Transcribe the full listing exactly, and drop every picture.

[Data records]
· · ·

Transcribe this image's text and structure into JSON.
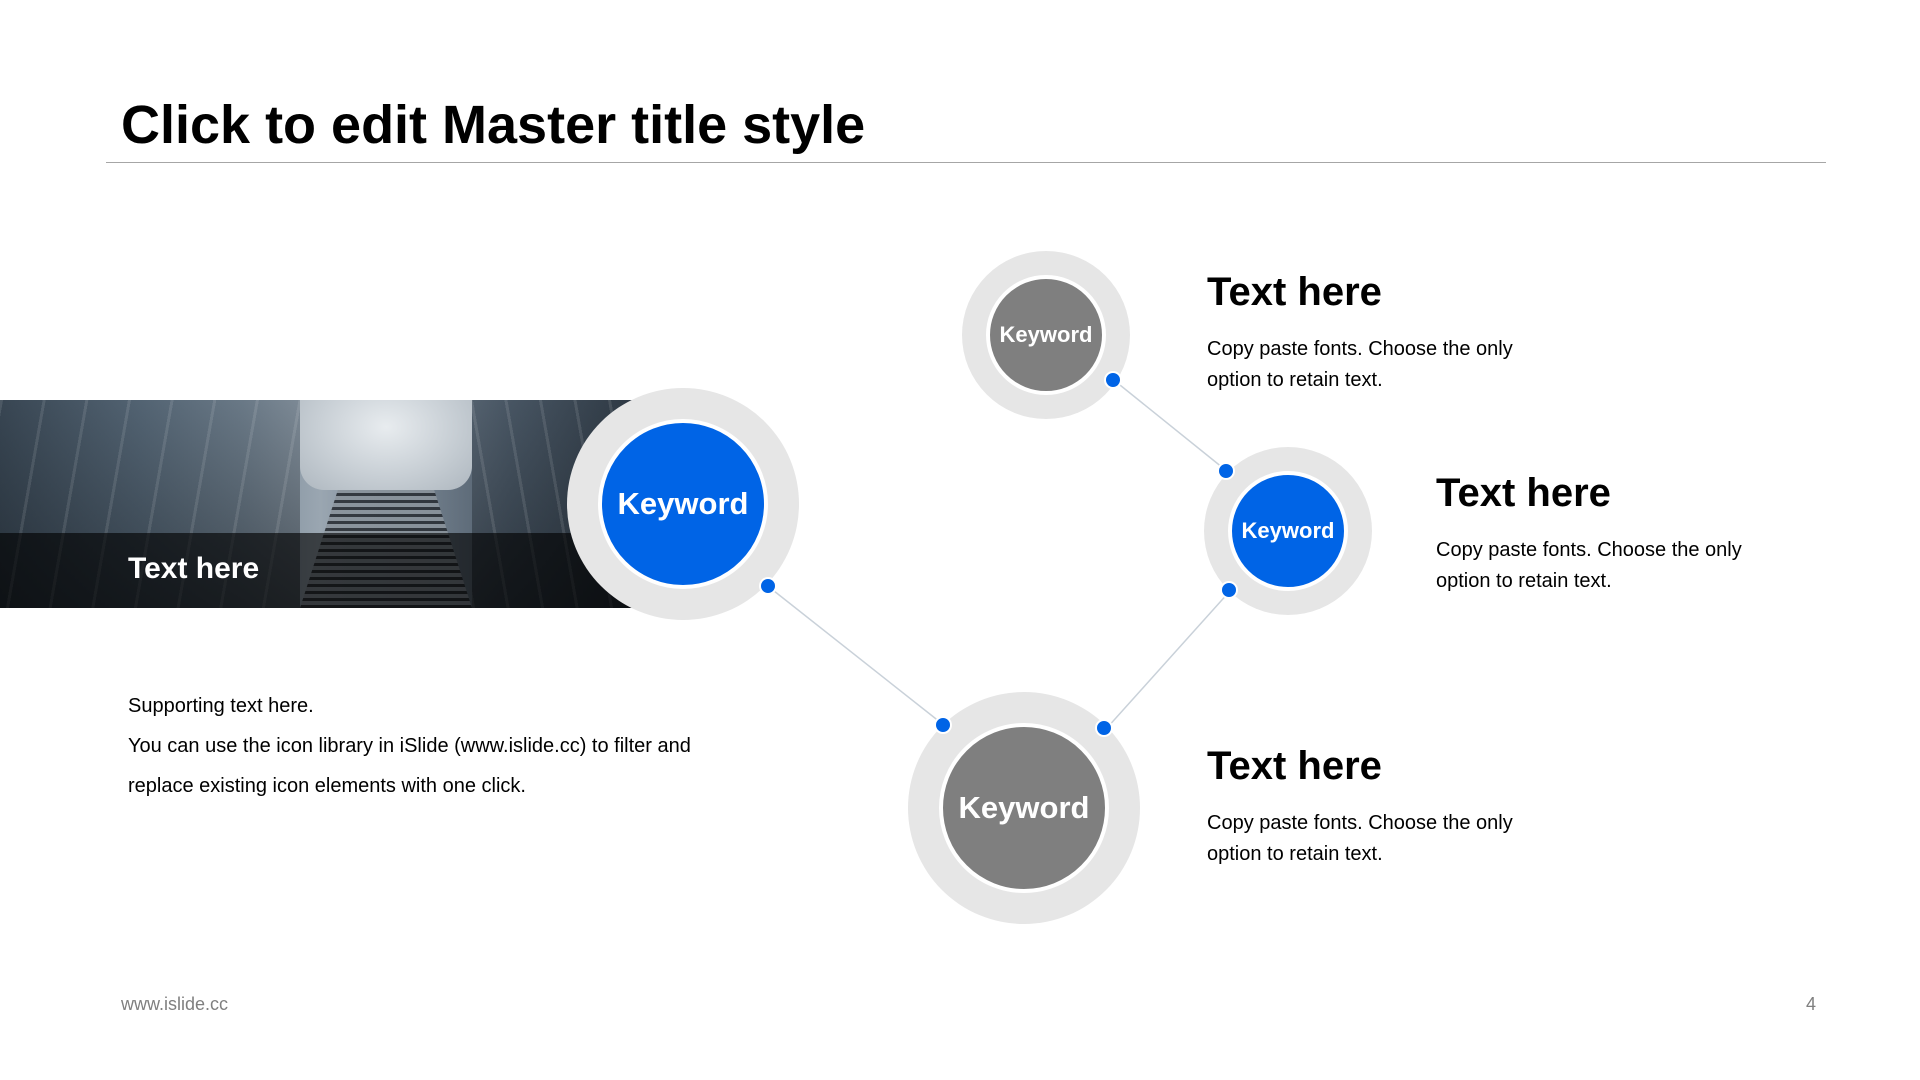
{
  "slide": {
    "title": "Click to edit Master title style",
    "footer_url": "www.islide.cc",
    "page_number": "4"
  },
  "banner": {
    "label": "Text here"
  },
  "supporting_text": {
    "line1": "Supporting text here.",
    "line2": "You can use the icon library in iSlide  (www.islide.cc)  to filter and",
    "line3": "replace existing icon elements with one click."
  },
  "nodes": {
    "main": {
      "label": "Keyword",
      "color": "#0064e6"
    },
    "top": {
      "label": "Keyword",
      "color": "#7f7f7f"
    },
    "middle": {
      "label": "Keyword",
      "color": "#0064e6"
    },
    "bottom": {
      "label": "Keyword",
      "color": "#7f7f7f"
    }
  },
  "items": [
    {
      "heading": "Text here",
      "line1": "Copy paste fonts. Choose the only",
      "line2": "option to retain text."
    },
    {
      "heading": "Text here",
      "line1": "Copy paste fonts. Choose the only",
      "line2": "option to retain text."
    },
    {
      "heading": "Text here",
      "line1": "Copy paste fonts. Choose the only",
      "line2": "option to retain text."
    }
  ],
  "colors": {
    "accent": "#0064e6",
    "neutral": "#7f7f7f",
    "ring": "#e6e6e6",
    "connector": "#c9d1d9"
  }
}
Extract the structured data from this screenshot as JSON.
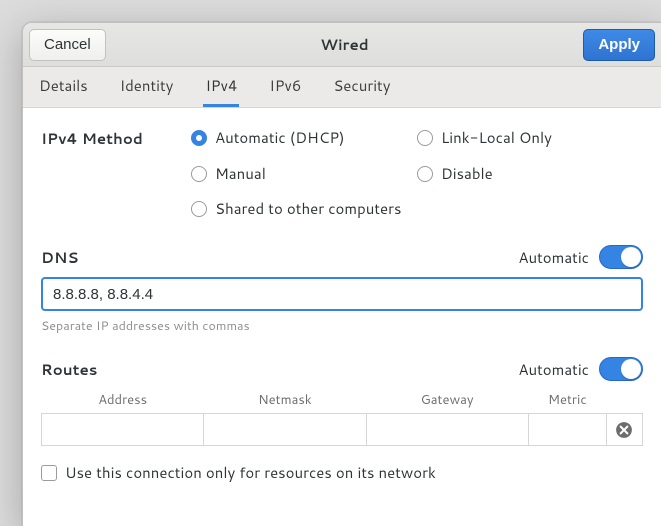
{
  "buttons": {
    "cancel": "Cancel",
    "apply": "Apply"
  },
  "title": "Wired",
  "tabs": {
    "details": "Details",
    "identity": "Identity",
    "ipv4": "IPv4",
    "ipv6": "IPv6",
    "security": "Security",
    "active": "ipv4"
  },
  "ipv4": {
    "method_label": "IPv4 Method",
    "methods": {
      "auto": "Automatic (DHCP)",
      "link_local": "Link-Local Only",
      "manual": "Manual",
      "disable": "Disable",
      "shared": "Shared to other computers",
      "selected": "auto"
    },
    "dns": {
      "label": "DNS",
      "automatic_label": "Automatic",
      "automatic_on": true,
      "value": "8.8.8.8, 8.8.4.4",
      "help": "Separate IP addresses with commas"
    },
    "routes": {
      "label": "Routes",
      "automatic_label": "Automatic",
      "automatic_on": true,
      "headers": {
        "address": "Address",
        "netmask": "Netmask",
        "gateway": "Gateway",
        "metric": "Metric"
      },
      "row": {
        "address": "",
        "netmask": "",
        "gateway": "",
        "metric": ""
      }
    },
    "only_resources_label": "Use this connection only for resources on its network",
    "only_resources_checked": false
  }
}
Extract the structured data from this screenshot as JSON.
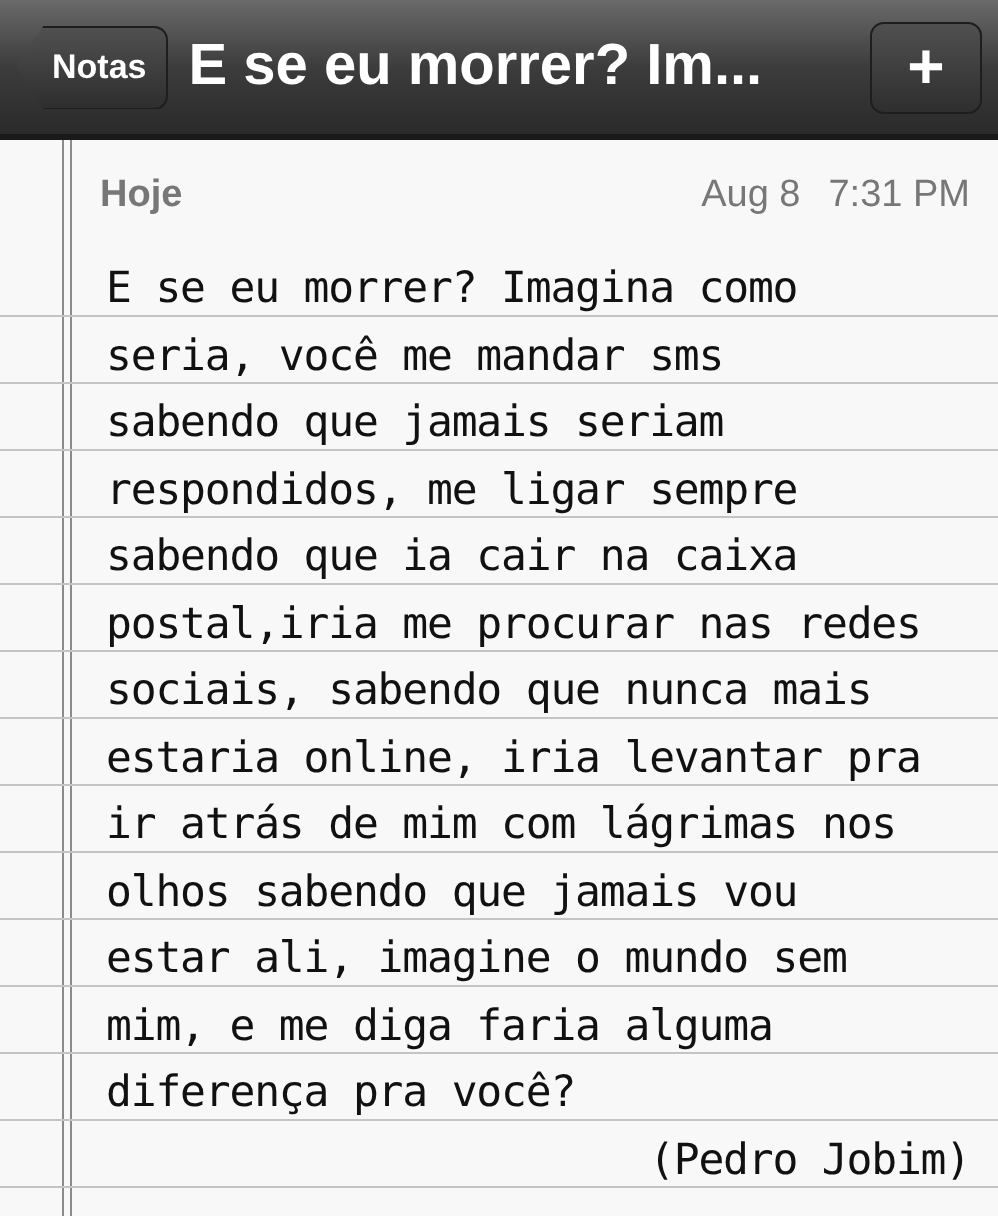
{
  "nav_bar": {
    "back_button": "Notas",
    "title": "E se eu morrer? Im...",
    "add_button": "+"
  },
  "note": {
    "day": "Hoje",
    "date": "Aug 8",
    "time": "7:31 PM",
    "body": "E se eu morrer? Imagina como\nseria, você me mandar sms\nsabendo que jamais seriam\nrespondidos, me ligar sempre\nsabendo que ia cair na caixa\npostal,iria me procurar nas redes\nsociais, sabendo que nunca mais\nestaria online, iria levantar pra\nir atrás de mim com lágrimas nos\nolhos sabendo que jamais vou\nestar ali, imagine o mundo sem\nmim, e me diga faria alguma\ndiferença pra você?",
    "signature": "(Pedro Jobim)"
  }
}
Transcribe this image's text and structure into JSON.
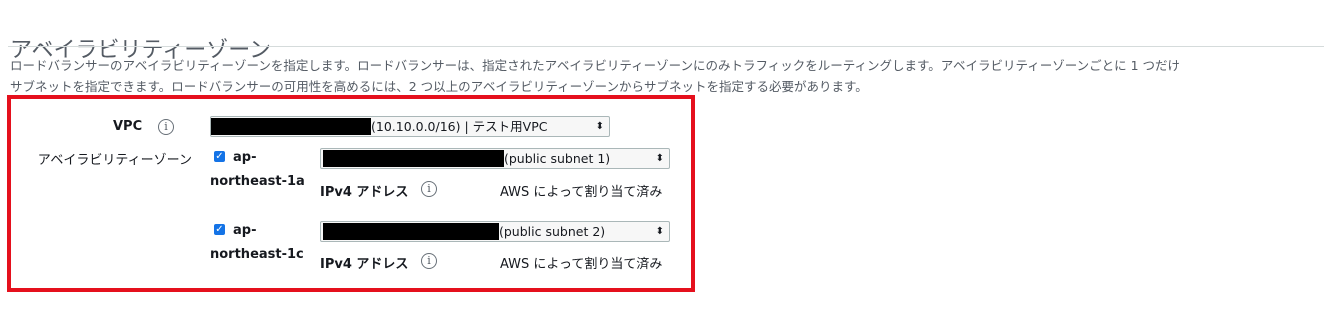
{
  "section": {
    "title": "アベイラビリティーゾーン",
    "description_line1": "ロードバランサーのアベイラビリティーゾーンを指定します。ロードバランサーは、指定されたアベイラビリティーゾーンにのみトラフィックをルーティングします。アベイラビリティーゾーンごとに 1 つだけ",
    "description_line2": "サブネットを指定できます。ロードバランサーの可用性を高めるには、2 つ以上のアベイラビリティーゾーンからサブネットを指定する必要があります。"
  },
  "vpc": {
    "label": "VPC",
    "info": "i",
    "selected_value": "(10.10.0.0/16) | テスト用VPC"
  },
  "availability_zones": {
    "label": "アベイラビリティーゾーン",
    "zones": [
      {
        "name_line1": "ap-",
        "name_line2": "northeast-1a",
        "checked": true,
        "subnet_value": "(public subnet 1)",
        "ipv4_label": "IPv4 アドレス",
        "info": "i",
        "ipv4_value": "AWS によって割り当て済み"
      },
      {
        "name_line1": "ap-",
        "name_line2": "northeast-1c",
        "checked": true,
        "subnet_value": "(public subnet 2)",
        "ipv4_label": "IPv4 アドレス",
        "info": "i",
        "ipv4_value": "AWS によって割り当て済み"
      }
    ]
  },
  "icons": {
    "checkbox_checked": "check-icon",
    "select_arrow": "up-down-arrow-icon",
    "info": "info-icon"
  },
  "colors": {
    "highlight_border": "#e5101d",
    "checkbox": "#1473e6",
    "redaction": "#000000"
  }
}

· · ·

→ **THE SOLUTION**:
Transcribe this image's text and structure into JSON.
{
  "slide": {
    "title": "Click to edit Master title style",
    "footer_url": "www.islide.cc",
    "page_number": "4"
  },
  "banner": {
    "label": "Text here"
  },
  "supporting_text": {
    "line1": "Supporting text here.",
    "line2": "You can use the icon library in iSlide  (www.islide.cc)  to filter and",
    "line3": "replace existing icon elements with one click."
  },
  "nodes": {
    "main": {
      "label": "Keyword",
      "color": "#0064e6"
    },
    "top": {
      "label": "Keyword",
      "color": "#7f7f7f"
    },
    "middle": {
      "label": "Keyword",
      "color": "#0064e6"
    },
    "bottom": {
      "label": "Keyword",
      "color": "#7f7f7f"
    }
  },
  "items": [
    {
      "heading": "Text here",
      "line1": "Copy paste fonts. Choose the only",
      "line2": "option to retain text."
    },
    {
      "heading": "Text here",
      "line1": "Copy paste fonts. Choose the only",
      "line2": "option to retain text."
    },
    {
      "heading": "Text here",
      "line1": "Copy paste fonts. Choose the only",
      "line2": "option to retain text."
    }
  ],
  "colors": {
    "accent": "#0064e6",
    "neutral": "#7f7f7f",
    "ring": "#e6e6e6",
    "connector": "#c9d1d9"
  }
}
Extract the structured data from this screenshot as JSON.
{
  "buttons": {
    "cancel": "Cancel",
    "apply": "Apply"
  },
  "title": "Wired",
  "tabs": {
    "details": "Details",
    "identity": "Identity",
    "ipv4": "IPv4",
    "ipv6": "IPv6",
    "security": "Security",
    "active": "ipv4"
  },
  "ipv4": {
    "method_label": "IPv4 Method",
    "methods": {
      "auto": "Automatic (DHCP)",
      "link_local": "Link-Local Only",
      "manual": "Manual",
      "disable": "Disable",
      "shared": "Shared to other computers",
      "selected": "auto"
    },
    "dns": {
      "label": "DNS",
      "automatic_label": "Automatic",
      "automatic_on": true,
      "value": "8.8.8.8, 8.8.4.4",
      "help": "Separate IP addresses with commas"
    },
    "routes": {
      "label": "Routes",
      "automatic_label": "Automatic",
      "automatic_on": true,
      "headers": {
        "address": "Address",
        "netmask": "Netmask",
        "gateway": "Gateway",
        "metric": "Metric"
      },
      "row": {
        "address": "",
        "netmask": "",
        "gateway": "",
        "metric": ""
      }
    },
    "only_resources_label": "Use this connection only for resources on its network",
    "only_resources_checked": false
  }
}
Extract the structured data from this screenshot as JSON.
{
  "nav_bar": {
    "back_button": "Notas",
    "title": "E se eu morrer? Im...",
    "add_button": "+"
  },
  "note": {
    "day": "Hoje",
    "date": "Aug 8",
    "time": "7:31 PM",
    "body": "E se eu morrer? Imagina como\nseria, você me mandar sms\nsabendo que jamais seriam\nrespondidos, me ligar sempre\nsabendo que ia cair na caixa\npostal,iria me procurar nas redes\nsociais, sabendo que nunca mais\nestaria online, iria levantar pra\nir atrás de mim com lágrimas nos\nolhos sabendo que jamais vou\nestar ali, imagine o mundo sem\nmim, e me diga faria alguma\ndiferença pra você?",
    "signature": "(Pedro Jobim)"
  }
}
Transcribe this image's text and structure into JSON.
{
  "section": {
    "title": "アベイラビリティーゾーン",
    "description_line1": "ロードバランサーのアベイラビリティーゾーンを指定します。ロードバランサーは、指定されたアベイラビリティーゾーンにのみトラフィックをルーティングします。アベイラビリティーゾーンごとに 1 つだけ",
    "description_line2": "サブネットを指定できます。ロードバランサーの可用性を高めるには、2 つ以上のアベイラビリティーゾーンからサブネットを指定する必要があります。"
  },
  "vpc": {
    "label": "VPC",
    "info": "i",
    "selected_value": "(10.10.0.0/16) | テスト用VPC"
  },
  "availability_zones": {
    "label": "アベイラビリティーゾーン",
    "zones": [
      {
        "name_line1": "ap-",
        "name_line2": "northeast-1a",
        "checked": true,
        "subnet_value": "(public subnet 1)",
        "ipv4_label": "IPv4 アドレス",
        "info": "i",
        "ipv4_value": "AWS によって割り当て済み"
      },
      {
        "name_line1": "ap-",
        "name_line2": "northeast-1c",
        "checked": true,
        "subnet_value": "(public subnet 2)",
        "ipv4_label": "IPv4 アドレス",
        "info": "i",
        "ipv4_value": "AWS によって割り当て済み"
      }
    ]
  },
  "icons": {
    "checkbox_checked": "check-icon",
    "select_arrow": "up-down-arrow-icon",
    "info": "info-icon"
  },
  "colors": {
    "highlight_border": "#e5101d",
    "checkbox": "#1473e6",
    "redaction": "#000000"
  }
}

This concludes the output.